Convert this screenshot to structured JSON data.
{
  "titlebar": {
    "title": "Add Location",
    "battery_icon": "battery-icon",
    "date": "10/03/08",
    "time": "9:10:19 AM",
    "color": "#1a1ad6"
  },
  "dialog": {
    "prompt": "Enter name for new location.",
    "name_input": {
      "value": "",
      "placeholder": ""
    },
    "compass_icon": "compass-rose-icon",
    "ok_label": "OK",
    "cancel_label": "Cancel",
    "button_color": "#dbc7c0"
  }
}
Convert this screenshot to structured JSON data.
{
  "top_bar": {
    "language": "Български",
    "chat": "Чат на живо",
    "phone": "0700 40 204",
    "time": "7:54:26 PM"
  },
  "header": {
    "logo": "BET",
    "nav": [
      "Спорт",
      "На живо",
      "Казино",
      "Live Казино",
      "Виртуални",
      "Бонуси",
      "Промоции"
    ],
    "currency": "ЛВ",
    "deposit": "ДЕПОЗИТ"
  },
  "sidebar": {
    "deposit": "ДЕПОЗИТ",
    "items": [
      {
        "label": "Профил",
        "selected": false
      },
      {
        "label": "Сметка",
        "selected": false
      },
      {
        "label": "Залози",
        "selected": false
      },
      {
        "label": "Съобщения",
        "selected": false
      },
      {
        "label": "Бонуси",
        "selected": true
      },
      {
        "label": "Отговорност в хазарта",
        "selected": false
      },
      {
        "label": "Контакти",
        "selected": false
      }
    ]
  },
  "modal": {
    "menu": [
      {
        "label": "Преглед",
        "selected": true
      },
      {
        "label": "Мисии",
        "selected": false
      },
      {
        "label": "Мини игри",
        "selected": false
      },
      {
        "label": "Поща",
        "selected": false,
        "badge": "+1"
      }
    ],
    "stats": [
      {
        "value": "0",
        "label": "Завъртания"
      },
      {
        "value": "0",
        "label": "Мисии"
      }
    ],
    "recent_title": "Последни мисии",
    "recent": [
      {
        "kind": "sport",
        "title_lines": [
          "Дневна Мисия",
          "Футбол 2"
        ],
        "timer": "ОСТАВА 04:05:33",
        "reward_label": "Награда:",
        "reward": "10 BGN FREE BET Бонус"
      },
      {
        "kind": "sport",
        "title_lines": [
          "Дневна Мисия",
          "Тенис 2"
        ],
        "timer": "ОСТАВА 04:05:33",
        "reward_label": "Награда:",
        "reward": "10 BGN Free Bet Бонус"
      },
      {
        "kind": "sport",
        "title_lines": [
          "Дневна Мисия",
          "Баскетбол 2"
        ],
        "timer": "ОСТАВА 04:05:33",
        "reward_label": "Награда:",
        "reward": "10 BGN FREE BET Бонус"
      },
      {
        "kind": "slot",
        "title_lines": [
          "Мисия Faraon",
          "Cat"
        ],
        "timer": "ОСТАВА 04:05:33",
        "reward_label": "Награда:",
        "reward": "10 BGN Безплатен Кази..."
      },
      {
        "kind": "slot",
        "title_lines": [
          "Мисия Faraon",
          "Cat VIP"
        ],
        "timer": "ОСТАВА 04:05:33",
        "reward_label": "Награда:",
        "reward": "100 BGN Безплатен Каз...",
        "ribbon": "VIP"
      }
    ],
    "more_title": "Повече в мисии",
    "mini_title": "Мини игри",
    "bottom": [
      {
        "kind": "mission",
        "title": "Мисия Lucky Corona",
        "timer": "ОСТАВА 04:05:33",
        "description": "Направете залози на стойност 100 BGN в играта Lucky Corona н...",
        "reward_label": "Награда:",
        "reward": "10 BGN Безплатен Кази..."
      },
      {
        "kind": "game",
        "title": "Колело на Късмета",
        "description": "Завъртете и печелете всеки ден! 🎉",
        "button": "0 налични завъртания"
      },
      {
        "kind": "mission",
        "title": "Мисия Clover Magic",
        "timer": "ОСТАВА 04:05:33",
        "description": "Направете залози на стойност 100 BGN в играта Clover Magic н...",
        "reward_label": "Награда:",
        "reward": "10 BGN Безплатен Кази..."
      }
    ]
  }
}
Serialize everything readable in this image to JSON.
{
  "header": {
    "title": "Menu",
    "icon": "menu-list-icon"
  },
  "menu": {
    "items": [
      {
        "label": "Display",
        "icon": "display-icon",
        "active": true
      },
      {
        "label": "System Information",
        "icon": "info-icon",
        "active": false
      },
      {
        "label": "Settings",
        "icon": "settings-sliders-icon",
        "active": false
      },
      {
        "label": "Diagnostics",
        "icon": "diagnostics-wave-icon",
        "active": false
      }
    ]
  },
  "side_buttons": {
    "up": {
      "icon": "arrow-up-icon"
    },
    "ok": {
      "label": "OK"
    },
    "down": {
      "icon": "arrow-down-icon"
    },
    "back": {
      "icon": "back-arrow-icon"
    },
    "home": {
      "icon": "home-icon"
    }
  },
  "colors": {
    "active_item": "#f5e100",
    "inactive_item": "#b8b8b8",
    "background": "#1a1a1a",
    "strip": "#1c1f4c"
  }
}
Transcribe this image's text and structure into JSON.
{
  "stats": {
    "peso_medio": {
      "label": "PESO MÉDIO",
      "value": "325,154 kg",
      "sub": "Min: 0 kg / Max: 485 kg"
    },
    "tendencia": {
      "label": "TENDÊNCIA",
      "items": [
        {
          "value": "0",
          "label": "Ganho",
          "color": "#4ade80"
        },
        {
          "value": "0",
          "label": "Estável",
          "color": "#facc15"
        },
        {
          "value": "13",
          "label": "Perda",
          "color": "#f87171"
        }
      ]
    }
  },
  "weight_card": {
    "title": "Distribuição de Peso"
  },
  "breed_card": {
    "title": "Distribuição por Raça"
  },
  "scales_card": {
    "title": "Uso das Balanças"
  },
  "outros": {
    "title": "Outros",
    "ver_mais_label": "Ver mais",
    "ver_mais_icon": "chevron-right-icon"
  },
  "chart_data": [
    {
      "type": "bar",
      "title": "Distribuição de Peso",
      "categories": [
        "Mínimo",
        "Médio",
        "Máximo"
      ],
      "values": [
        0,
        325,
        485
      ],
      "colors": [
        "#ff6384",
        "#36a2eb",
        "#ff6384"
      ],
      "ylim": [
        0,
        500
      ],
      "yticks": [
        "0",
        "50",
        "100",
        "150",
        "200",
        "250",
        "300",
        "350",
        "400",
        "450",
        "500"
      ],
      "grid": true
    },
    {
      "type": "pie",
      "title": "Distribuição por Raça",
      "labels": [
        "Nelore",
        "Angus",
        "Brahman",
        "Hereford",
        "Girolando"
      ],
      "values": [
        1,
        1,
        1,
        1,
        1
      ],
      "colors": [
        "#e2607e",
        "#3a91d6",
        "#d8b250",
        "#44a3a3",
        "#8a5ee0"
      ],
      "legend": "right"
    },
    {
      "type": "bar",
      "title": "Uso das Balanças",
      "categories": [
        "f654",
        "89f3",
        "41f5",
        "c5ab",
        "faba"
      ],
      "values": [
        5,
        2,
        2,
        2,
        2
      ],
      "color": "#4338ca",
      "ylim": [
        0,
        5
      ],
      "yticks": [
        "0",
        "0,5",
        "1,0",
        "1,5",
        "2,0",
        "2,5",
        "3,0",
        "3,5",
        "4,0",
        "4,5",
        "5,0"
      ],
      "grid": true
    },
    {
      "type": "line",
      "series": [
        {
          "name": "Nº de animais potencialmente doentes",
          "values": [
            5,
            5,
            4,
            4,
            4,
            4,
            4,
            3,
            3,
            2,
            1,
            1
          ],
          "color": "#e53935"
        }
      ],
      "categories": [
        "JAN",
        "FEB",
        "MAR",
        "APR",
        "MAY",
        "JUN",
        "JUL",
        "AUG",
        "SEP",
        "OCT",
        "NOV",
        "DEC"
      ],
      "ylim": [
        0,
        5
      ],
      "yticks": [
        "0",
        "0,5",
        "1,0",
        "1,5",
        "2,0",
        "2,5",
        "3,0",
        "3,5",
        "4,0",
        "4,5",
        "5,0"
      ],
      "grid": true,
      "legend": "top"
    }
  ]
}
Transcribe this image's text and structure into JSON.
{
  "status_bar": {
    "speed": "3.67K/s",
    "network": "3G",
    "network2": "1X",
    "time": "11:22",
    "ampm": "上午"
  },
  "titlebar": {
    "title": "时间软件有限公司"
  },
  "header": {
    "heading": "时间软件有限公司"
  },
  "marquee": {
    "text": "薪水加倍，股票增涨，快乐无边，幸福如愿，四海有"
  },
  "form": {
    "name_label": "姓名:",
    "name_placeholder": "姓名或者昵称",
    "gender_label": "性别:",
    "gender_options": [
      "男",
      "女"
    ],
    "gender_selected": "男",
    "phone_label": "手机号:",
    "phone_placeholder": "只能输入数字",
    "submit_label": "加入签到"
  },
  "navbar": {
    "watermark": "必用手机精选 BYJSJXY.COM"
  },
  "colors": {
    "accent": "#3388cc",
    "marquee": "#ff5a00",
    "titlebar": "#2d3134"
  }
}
□ □ □
## Task goal
Select and copy every line of the listing with the word "right".

## Complete answer
    "ver_mais_icon": "chevron-right-icon"
      "legend": "right"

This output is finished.